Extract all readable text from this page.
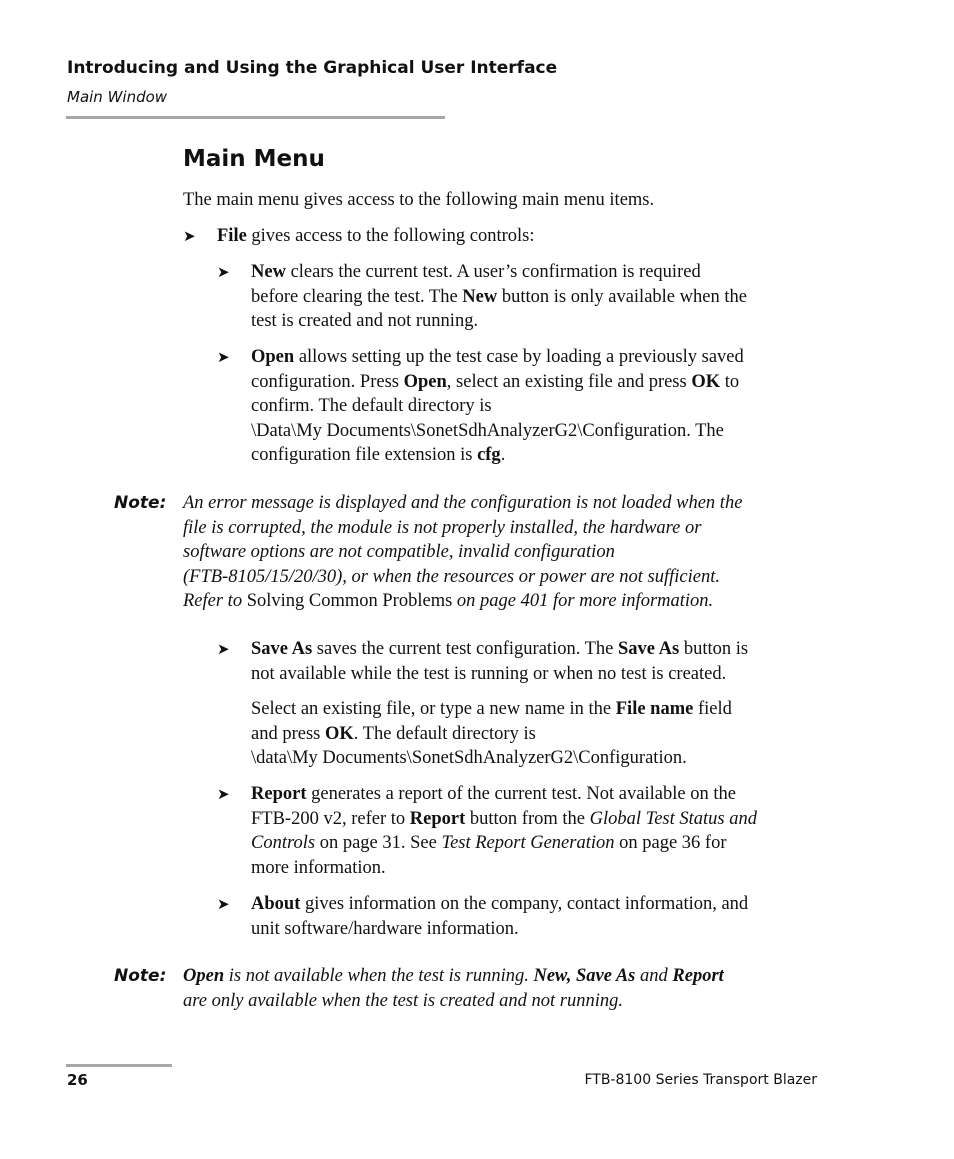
Introducing and Using the Graphical User Interface
Main Window
Main Menu
The main menu gives access to the following main menu items.
➤ File gives access to the following controls:
➤ New clears the current test. A user’s confirmation is required
before clearing the test. The New button is only available when the
test is created and not running.
➤ Open allows setting up the test case by loading a previously saved
configuration. Press Open, select an existing file and press OK to
confirm. The default directory is
\Data\My Documents\SonetSdhAnalyzerG2\Configuration. The
configuration file extension is cfg.
Note: An error message is displayed and the configuration is not loaded when the
file is corrupted, the module is not properly installed, the hardware or
software options are not compatible, invalid configuration
(FTB-8105/15/20/30), or when the resources or power are not sufficient.
Refer to Solving Common Problems on page 401 for more information.
➤ Save As saves the current test configuration. The Save As button is
not available while the test is running or when no test is created.
Select an existing file, or type a new name in the File name field
and press OK. The default directory is
\data\My Documents\SonetSdhAnalyzerG2\Configuration.
➤ Report generates a report of the current test. Not available on the
FTB-200 v2, refer to Report button from the Global Test Status and
Controls on page 31. See Test Report Generation on page 36 for
more information.
➤ About gives information on the company, contact information, and
unit software/hardware information.
Note: Open is not available when the test is running. New, Save As and Report
are only available when the test is created and not running.
26	FTB-8100 Series Transport Blazer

_ _ _

> TASK TO COMPLETE: Locate the word "Open" in the entries, and copy every line where it is found.

> PROBLEM SOLUTION:
➤ Open allows setting up the test case by loading a previously saved
configuration. Press Open, select an existing file and press OK to
Note: Open is not available when the test is running. New, Save As and Report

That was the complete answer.